• **PROBLEM**: Scan the data below. Pull out each line where "more" occurs.

* BEGIN *

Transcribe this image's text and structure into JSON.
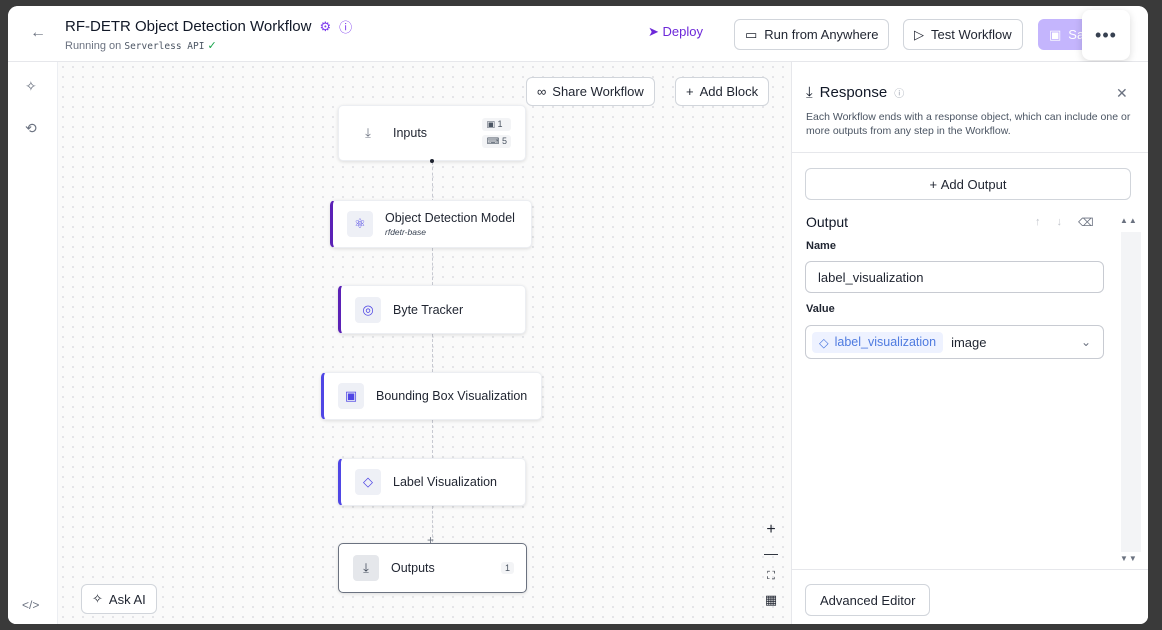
{
  "header": {
    "title": "RF-DETR Object Detection Workflow",
    "subtitle_prefix": "Running on",
    "subtitle_runtime": "Serverless API",
    "deploy_label": "Deploy",
    "run_anywhere_label": "Run from Anywhere",
    "test_label": "Test Workflow",
    "save_label": "Sav"
  },
  "canvas": {
    "share_label": "Share Workflow",
    "add_block_label": "Add Block",
    "ask_ai_label": "Ask AI",
    "nodes": [
      {
        "label": "Inputs",
        "badges": [
          "1",
          "5"
        ]
      },
      {
        "label": "Object Detection Model",
        "sub": "rfdetr-base"
      },
      {
        "label": "Byte Tracker"
      },
      {
        "label": "Bounding Box Visualization"
      },
      {
        "label": "Label Visualization"
      },
      {
        "label": "Outputs",
        "badge": "1"
      }
    ]
  },
  "panel": {
    "title": "Response",
    "description": "Each Workflow ends with a response object, which can include one or more outputs from any step in the Workflow.",
    "add_output_label": "Add Output",
    "output_title": "Output",
    "name_label": "Name",
    "name_value": "label_visualization",
    "value_label": "Value",
    "value_chip": "label_visualization",
    "value_type": "image",
    "advanced_label": "Advanced Editor"
  },
  "colors": {
    "accent": "#5b21b6",
    "deploy": "#6d28d9",
    "chip": "#4f7be0"
  },
  "icons": [
    "back-arrow-icon",
    "gear-icon",
    "help-icon",
    "rocket-icon",
    "phone-icon",
    "play-icon",
    "save-icon",
    "more-icon",
    "sparkle-icon",
    "history-icon",
    "code-icon",
    "share-icon",
    "download-icon",
    "image-icon",
    "keyboard-icon",
    "model-icon",
    "tracker-icon",
    "box-icon",
    "tag-icon",
    "output-icon",
    "zoom-in-icon",
    "zoom-out-icon",
    "fit-icon",
    "map-icon",
    "close-icon",
    "trash-icon",
    "chevron-down-icon"
  ]
}
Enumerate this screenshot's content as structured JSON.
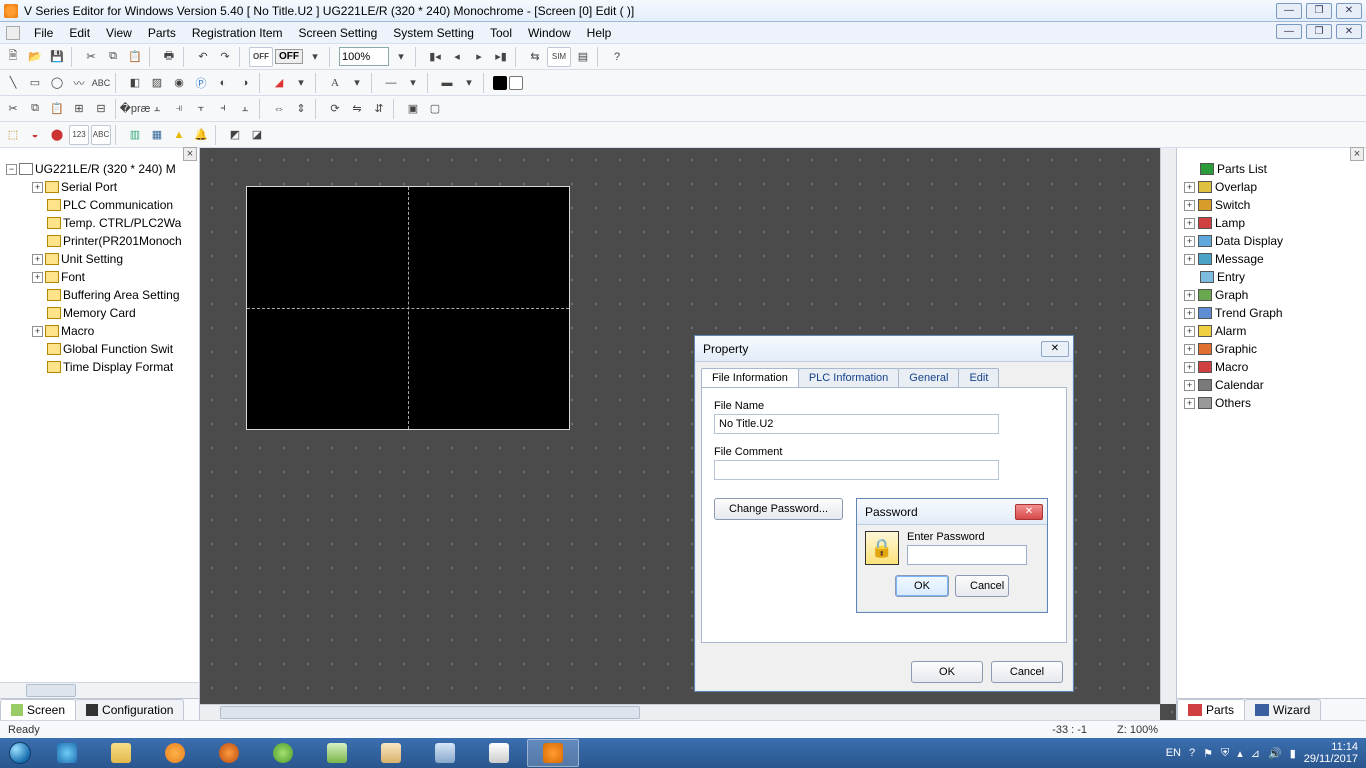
{
  "title": "V Series Editor for Windows Version 5.40 [ No Title.U2 ] UG221LE/R (320 * 240) Monochrome - [Screen [0] Edit (              )]",
  "menu": [
    "File",
    "Edit",
    "View",
    "Parts",
    "Registration Item",
    "Screen Setting",
    "System Setting",
    "Tool",
    "Window",
    "Help"
  ],
  "zoom": "100%",
  "off_toggle": "OFF",
  "tree_root": "UG221LE/R (320 * 240) M",
  "tree": [
    {
      "label": "Serial Port",
      "exp": "+"
    },
    {
      "label": "PLC Communication"
    },
    {
      "label": "Temp. CTRL/PLC2Wa"
    },
    {
      "label": "Printer(PR201Monoch"
    },
    {
      "label": "Unit Setting",
      "exp": "+"
    },
    {
      "label": "Font",
      "exp": "+"
    },
    {
      "label": "Buffering Area Setting"
    },
    {
      "label": "Memory Card"
    },
    {
      "label": "Macro",
      "exp": "+"
    },
    {
      "label": "Global Function Swit"
    },
    {
      "label": "Time Display Format"
    }
  ],
  "left_tabs": {
    "screen": "Screen",
    "config": "Configuration"
  },
  "parts": [
    {
      "label": "Parts List",
      "color": "#2a9d3a"
    },
    {
      "label": "Overlap",
      "color": "#e0c040",
      "exp": "+"
    },
    {
      "label": "Switch",
      "color": "#d69d2b",
      "exp": "+"
    },
    {
      "label": "Lamp",
      "color": "#d14040",
      "exp": "+"
    },
    {
      "label": "Data Display",
      "color": "#5fa8dd",
      "exp": "+"
    },
    {
      "label": "Message",
      "color": "#4aa3c7",
      "exp": "+"
    },
    {
      "label": "Entry",
      "color": "#7dbce0"
    },
    {
      "label": "Graph",
      "color": "#6aa84f",
      "exp": "+"
    },
    {
      "label": "Trend Graph",
      "color": "#5f8dd3",
      "exp": "+"
    },
    {
      "label": "Alarm",
      "color": "#f0d040",
      "exp": "+"
    },
    {
      "label": "Graphic",
      "color": "#e07030",
      "exp": "+"
    },
    {
      "label": "Macro",
      "color": "#d14040",
      "exp": "+"
    },
    {
      "label": "Calendar",
      "color": "#7a7a7a",
      "exp": "+"
    },
    {
      "label": "Others",
      "color": "#999",
      "exp": "+"
    }
  ],
  "right_tabs": {
    "parts": "Parts",
    "wizard": "Wizard"
  },
  "status": {
    "ready": "Ready",
    "coord": "-33 : -1",
    "zoom": "Z: 100%"
  },
  "property": {
    "title": "Property",
    "tabs": [
      "File Information",
      "PLC Information",
      "General",
      "Edit"
    ],
    "file_name_label": "File Name",
    "file_name_value": "No Title.U2",
    "file_comment_label": "File Comment",
    "file_comment_value": "",
    "change_pw": "Change Password...",
    "ok": "OK",
    "cancel": "Cancel"
  },
  "password": {
    "title": "Password",
    "label": "Enter Password",
    "value": "",
    "ok": "OK",
    "cancel": "Cancel"
  },
  "tray": {
    "lang": "EN",
    "time": "11:14",
    "date": "29/11/2017"
  }
}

* END *

• **WRITTEN RESPONSE**:
    "description": "Each Workflow ends with a response object, which can include one or more outputs from any step in the Workflow.",
    "more-icon",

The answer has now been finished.